What you should do
Omit all images. Transcribe the rest of the material below exactly.

Records for the exercise
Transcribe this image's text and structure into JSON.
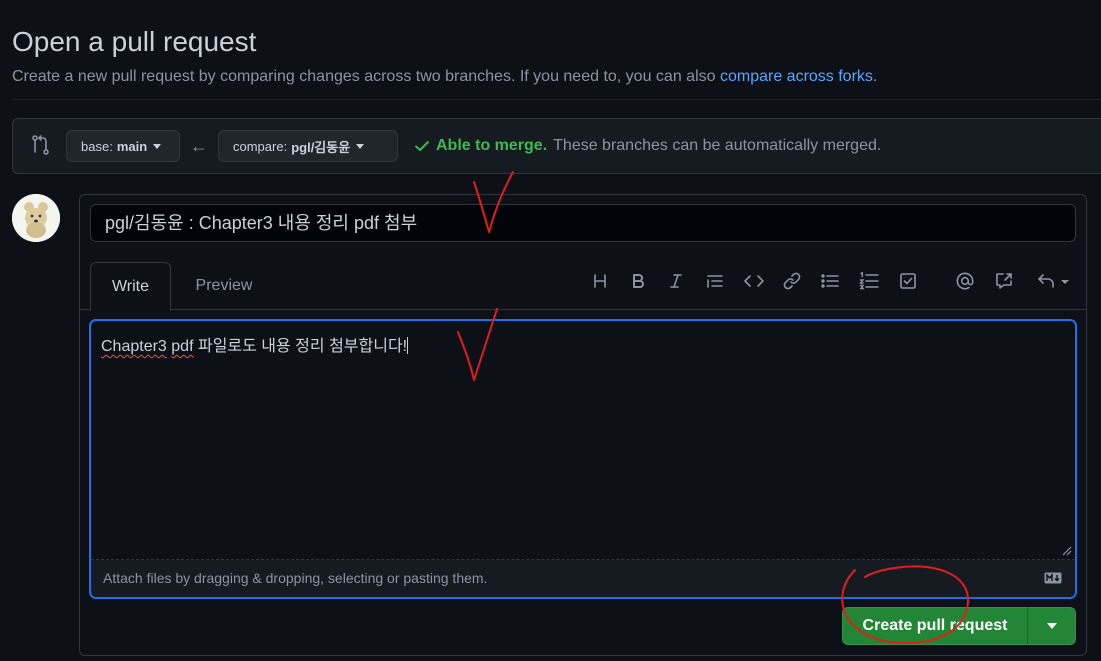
{
  "header": {
    "title": "Open a pull request",
    "subtitle_text": "Create a new pull request by comparing changes across two branches. If you need to, you can also ",
    "subtitle_link": "compare across forks",
    "subtitle_end": "."
  },
  "range": {
    "base_prefix": "base:",
    "base_branch": "main",
    "compare_prefix": "compare:",
    "compare_branch": "pgl/김동윤",
    "merge_ok": "Able to merge.",
    "merge_text": "These branches can be automatically merged."
  },
  "composer": {
    "title_value": "pgl/김동윤 : Chapter3 내용 정리 pdf 첨부",
    "tabs": [
      "Write",
      "Preview"
    ],
    "toolbar_icons": [
      "heading-icon",
      "bold-icon",
      "italic-icon",
      "quote-icon",
      "code-icon",
      "link-icon",
      "bulleted-list-icon",
      "numbered-list-icon",
      "task-list-icon",
      "mention-icon",
      "reference-icon",
      "reply-icon"
    ],
    "body_word1": "Chapter3",
    "body_word2": "pdf",
    "body_rest": " 파일로도 내용 정리 첨부합니다!",
    "attach_hint": "Attach files by dragging & dropping, selecting or pasting them.",
    "submit_label": "Create pull request"
  },
  "colors": {
    "background": "#0d1117",
    "accent_link": "#58a6ff",
    "success": "#3fb950",
    "button_green": "#238636",
    "focus_border": "#1f6feb",
    "annotation_red": "#e11d1d"
  }
}
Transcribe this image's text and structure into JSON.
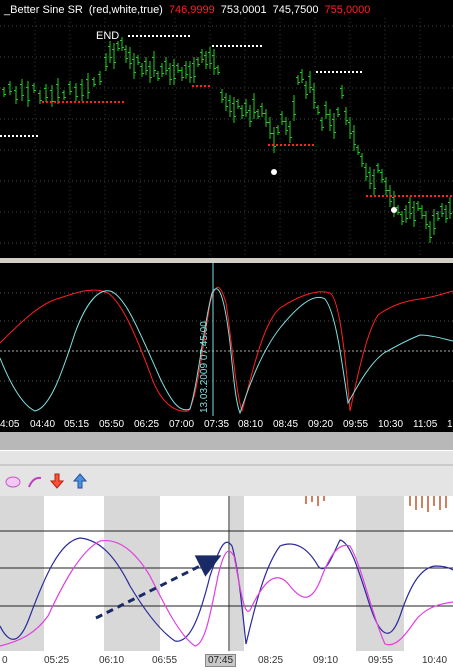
{
  "price_chart": {
    "indicator_name": "_Better Sine SR",
    "indicator_params": "(red,white,true)",
    "values": [
      "746,9999",
      "753,0001",
      "745,7500",
      "755,0000"
    ],
    "value_colors": [
      "#ff2020",
      "#ffffff",
      "#ffffff",
      "#ff2020"
    ],
    "end_label": "END",
    "bar_color": "#22cc22",
    "resistance_color": "#ffffff",
    "support_color": "#ff2020"
  },
  "oscillator": {
    "vertical_marker_label": "13.03.2009 07:45:00",
    "line1_color": "#ff2020",
    "line2_color": "#7fe0e0"
  },
  "time_axis": {
    "labels": [
      "4:05",
      "04:40",
      "05:15",
      "05:50",
      "06:25",
      "07:00",
      "07:35",
      "08:10",
      "08:45",
      "09:20",
      "09:55",
      "10:30",
      "11:05",
      "1"
    ]
  },
  "toolbar": {
    "icons": [
      "ellipse-tool-icon",
      "curve-tool-icon",
      "arrow-down-icon",
      "arrow-up-icon"
    ]
  },
  "bottom_chart": {
    "axis_labels": [
      "0",
      "05:25",
      "06:10",
      "06:55",
      "07:45",
      "08:25",
      "09:10",
      "09:55",
      "10:40"
    ],
    "highlighted_label": "07:45",
    "line1_color": "#2a2a9a",
    "line2_color": "#e040e0",
    "annotation_color": "#1a2a66"
  }
}
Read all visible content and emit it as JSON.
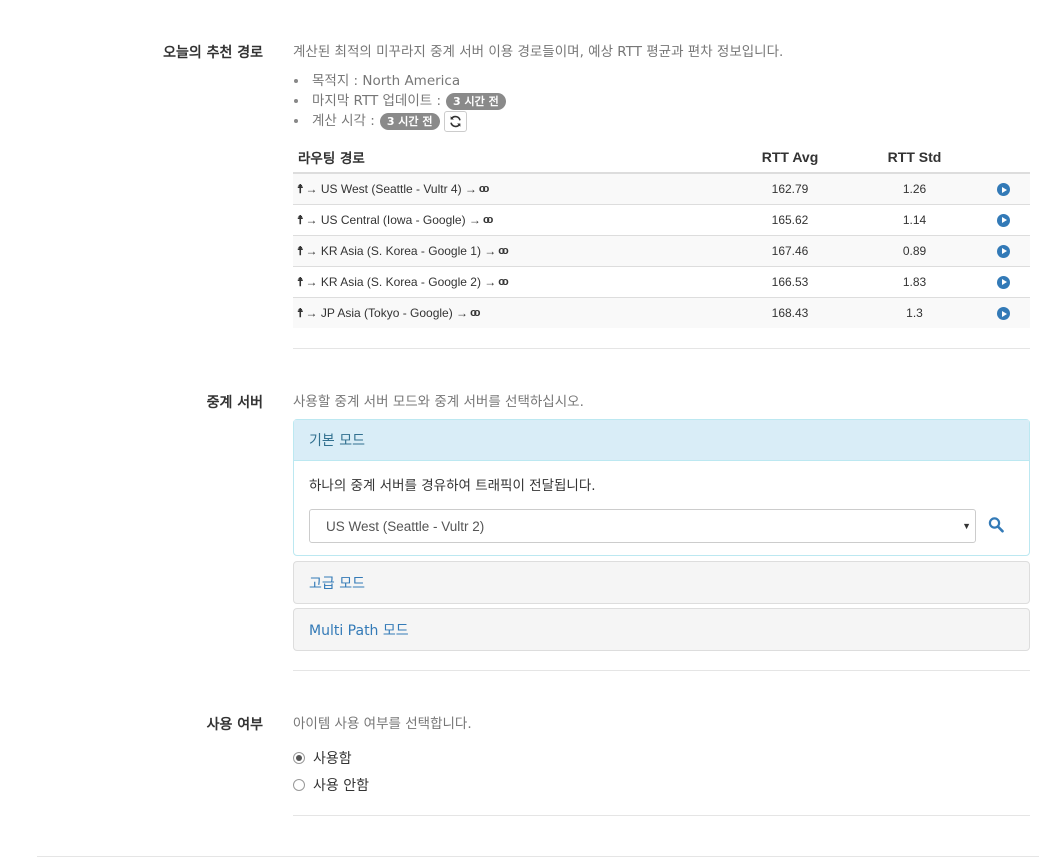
{
  "recommend": {
    "label": "오늘의 추천 경로",
    "help": "계산된 최적의 미꾸라지 중계 서버 이용 경로들이며, 예상 RTT 평균과 편차 정보입니다.",
    "destination_label": "목적지 : North America",
    "last_update_label": "마지막 RTT 업데이트 :",
    "last_update_badge": "3 시간 전",
    "calc_time_label": "계산 시각 :",
    "calc_time_badge": "3 시간 전",
    "table": {
      "headers": [
        "라우팅 경로",
        "RTT Avg",
        "RTT Std"
      ],
      "rows": [
        {
          "route": "→ US West (Seattle - Vultr 4) →",
          "avg": "162.79",
          "std": "1.26"
        },
        {
          "route": "→ US Central (Iowa - Google) →",
          "avg": "165.62",
          "std": "1.14"
        },
        {
          "route": "→ KR Asia (S. Korea - Google 1) →",
          "avg": "167.46",
          "std": "0.89"
        },
        {
          "route": "→ KR Asia (S. Korea - Google 2) →",
          "avg": "166.53",
          "std": "1.83"
        },
        {
          "route": "→ JP Asia (Tokyo - Google) →",
          "avg": "168.43",
          "std": "1.3"
        }
      ]
    }
  },
  "relay": {
    "label": "중계 서버",
    "help": "사용할 중계 서버 모드와 중계 서버를 선택하십시오.",
    "basic_mode": {
      "title": "기본 모드",
      "desc": "하나의 중계 서버를 경유하여 트래픽이 전달됩니다.",
      "selected_server": "US West (Seattle - Vultr 2)"
    },
    "advanced_mode": {
      "title": "고급 모드"
    },
    "multipath_mode": {
      "title": "Multi Path 모드"
    }
  },
  "usage": {
    "label": "사용 여부",
    "help": "아이템 사용 여부를 선택합니다.",
    "options": [
      {
        "label": "사용함",
        "checked": true
      },
      {
        "label": "사용 안함",
        "checked": false
      }
    ]
  },
  "colors": {
    "link": "#337ab7",
    "badge": "#8a8a8a",
    "active_panel_bg": "#d9edf7"
  },
  "icons": {
    "route_start": "person-icon",
    "route_end": "link-icon",
    "row_action": "play-circle-icon",
    "refresh": "refresh-icon",
    "search": "search-icon"
  }
}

Task result
Transcribe this image's text and structure into JSON.
{
  "header": {
    "title": "Open a pull request",
    "subtitle_text": "Create a new pull request by comparing changes across two branches. If you need to, you can also ",
    "subtitle_link": "compare across forks",
    "subtitle_end": "."
  },
  "range": {
    "base_prefix": "base:",
    "base_branch": "main",
    "compare_prefix": "compare:",
    "compare_branch": "pgl/김동윤",
    "merge_ok": "Able to merge.",
    "merge_text": "These branches can be automatically merged."
  },
  "composer": {
    "title_value": "pgl/김동윤 : Chapter3 내용 정리 pdf 첨부",
    "tabs": [
      "Write",
      "Preview"
    ],
    "toolbar_icons": [
      "heading-icon",
      "bold-icon",
      "italic-icon",
      "quote-icon",
      "code-icon",
      "link-icon",
      "bulleted-list-icon",
      "numbered-list-icon",
      "task-list-icon",
      "mention-icon",
      "reference-icon",
      "reply-icon"
    ],
    "body_word1": "Chapter3",
    "body_word2": "pdf",
    "body_rest": " 파일로도 내용 정리 첨부합니다!",
    "attach_hint": "Attach files by dragging & dropping, selecting or pasting them.",
    "submit_label": "Create pull request"
  },
  "colors": {
    "background": "#0d1117",
    "accent_link": "#58a6ff",
    "success": "#3fb950",
    "button_green": "#238636",
    "focus_border": "#1f6feb",
    "annotation_red": "#e11d1d"
  }
}
Transcribe this image's text and structure into JSON.
{
  "price_chart": {
    "indicator_name": "_Better Sine SR",
    "indicator_params": "(red,white,true)",
    "values": [
      "746,9999",
      "753,0001",
      "745,7500",
      "755,0000"
    ],
    "value_colors": [
      "#ff2020",
      "#ffffff",
      "#ffffff",
      "#ff2020"
    ],
    "end_label": "END",
    "bar_color": "#22cc22",
    "resistance_color": "#ffffff",
    "support_color": "#ff2020"
  },
  "oscillator": {
    "vertical_marker_label": "13.03.2009 07:45:00",
    "line1_color": "#ff2020",
    "line2_color": "#7fe0e0"
  },
  "time_axis": {
    "labels": [
      "4:05",
      "04:40",
      "05:15",
      "05:50",
      "06:25",
      "07:00",
      "07:35",
      "08:10",
      "08:45",
      "09:20",
      "09:55",
      "10:30",
      "11:05",
      "1"
    ]
  },
  "toolbar": {
    "icons": [
      "ellipse-tool-icon",
      "curve-tool-icon",
      "arrow-down-icon",
      "arrow-up-icon"
    ]
  },
  "bottom_chart": {
    "axis_labels": [
      "0",
      "05:25",
      "06:10",
      "06:55",
      "07:45",
      "08:25",
      "09:10",
      "09:55",
      "10:40"
    ],
    "highlighted_label": "07:45",
    "line1_color": "#2a2a9a",
    "line2_color": "#e040e0",
    "annotation_color": "#1a2a66"
  }
}
Read all visible content and emit it as JSON.
{
  "recommend": {
    "label": "오늘의 추천 경로",
    "help": "계산된 최적의 미꾸라지 중계 서버 이용 경로들이며, 예상 RTT 평균과 편차 정보입니다.",
    "destination_label": "목적지 : North America",
    "last_update_label": "마지막 RTT 업데이트 :",
    "last_update_badge": "3 시간 전",
    "calc_time_label": "계산 시각 :",
    "calc_time_badge": "3 시간 전",
    "table": {
      "headers": [
        "라우팅 경로",
        "RTT Avg",
        "RTT Std"
      ],
      "rows": [
        {
          "route": "→ US West (Seattle - Vultr 4) →",
          "avg": "162.79",
          "std": "1.26"
        },
        {
          "route": "→ US Central (Iowa - Google) →",
          "avg": "165.62",
          "std": "1.14"
        },
        {
          "route": "→ KR Asia (S. Korea - Google 1) →",
          "avg": "167.46",
          "std": "0.89"
        },
        {
          "route": "→ KR Asia (S. Korea - Google 2) →",
          "avg": "166.53",
          "std": "1.83"
        },
        {
          "route": "→ JP Asia (Tokyo - Google) →",
          "avg": "168.43",
          "std": "1.3"
        }
      ]
    }
  },
  "relay": {
    "label": "중계 서버",
    "help": "사용할 중계 서버 모드와 중계 서버를 선택하십시오.",
    "basic_mode": {
      "title": "기본 모드",
      "desc": "하나의 중계 서버를 경유하여 트래픽이 전달됩니다.",
      "selected_server": "US West (Seattle - Vultr 2)"
    },
    "advanced_mode": {
      "title": "고급 모드"
    },
    "multipath_mode": {
      "title": "Multi Path 모드"
    }
  },
  "usage": {
    "label": "사용 여부",
    "help": "아이템 사용 여부를 선택합니다.",
    "options": [
      {
        "label": "사용함",
        "checked": true
      },
      {
        "label": "사용 안함",
        "checked": false
      }
    ]
  },
  "colors": {
    "link": "#337ab7",
    "badge": "#8a8a8a",
    "active_panel_bg": "#d9edf7"
  },
  "icons": {
    "route_start": "person-icon",
    "route_end": "link-icon",
    "row_action": "play-circle-icon",
    "refresh": "refresh-icon",
    "search": "search-icon"
  }
}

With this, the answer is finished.